→ **Task**:
Every record must be repeated exactly, with no omission.

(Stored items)

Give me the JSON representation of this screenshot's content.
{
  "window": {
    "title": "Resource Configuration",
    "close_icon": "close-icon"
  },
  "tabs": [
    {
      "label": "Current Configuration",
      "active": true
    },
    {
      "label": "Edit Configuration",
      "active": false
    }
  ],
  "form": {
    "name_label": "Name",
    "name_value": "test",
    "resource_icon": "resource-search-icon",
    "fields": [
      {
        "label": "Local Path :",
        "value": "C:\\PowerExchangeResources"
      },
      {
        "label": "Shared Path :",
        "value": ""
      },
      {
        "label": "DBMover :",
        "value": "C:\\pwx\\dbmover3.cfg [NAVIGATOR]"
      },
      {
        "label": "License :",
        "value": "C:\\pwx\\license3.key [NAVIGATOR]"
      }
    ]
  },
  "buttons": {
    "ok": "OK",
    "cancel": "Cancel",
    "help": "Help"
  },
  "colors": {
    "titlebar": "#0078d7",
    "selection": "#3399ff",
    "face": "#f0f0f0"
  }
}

→ **Task result**:
Give me the JSON representation of this screenshot's content.
{
  "window": {
    "title": "Resource Configuration",
    "close_icon": "close-icon"
  },
  "tabs": [
    {
      "label": "Current Configuration",
      "active": true
    },
    {
      "label": "Edit Configuration",
      "active": false
    }
  ],
  "form": {
    "name_label": "Name",
    "name_value": "test",
    "resource_icon": "resource-search-icon",
    "fields": [
      {
        "label": "Local Path :",
        "value": "C:\\PowerExchangeResources"
      },
      {
        "label": "Shared Path :",
        "value": ""
      },
      {
        "label": "DBMover :",
        "value": "C:\\pwx\\dbmover3.cfg [NAVIGATOR]"
      },
      {
        "label": "License :",
        "value": "C:\\pwx\\license3.key [NAVIGATOR]"
      }
    ]
  },
  "buttons": {
    "ok": "OK",
    "cancel": "Cancel",
    "help": "Help"
  },
  "colors": {
    "titlebar": "#0078d7",
    "selection": "#3399ff",
    "face": "#f0f0f0"
  }
}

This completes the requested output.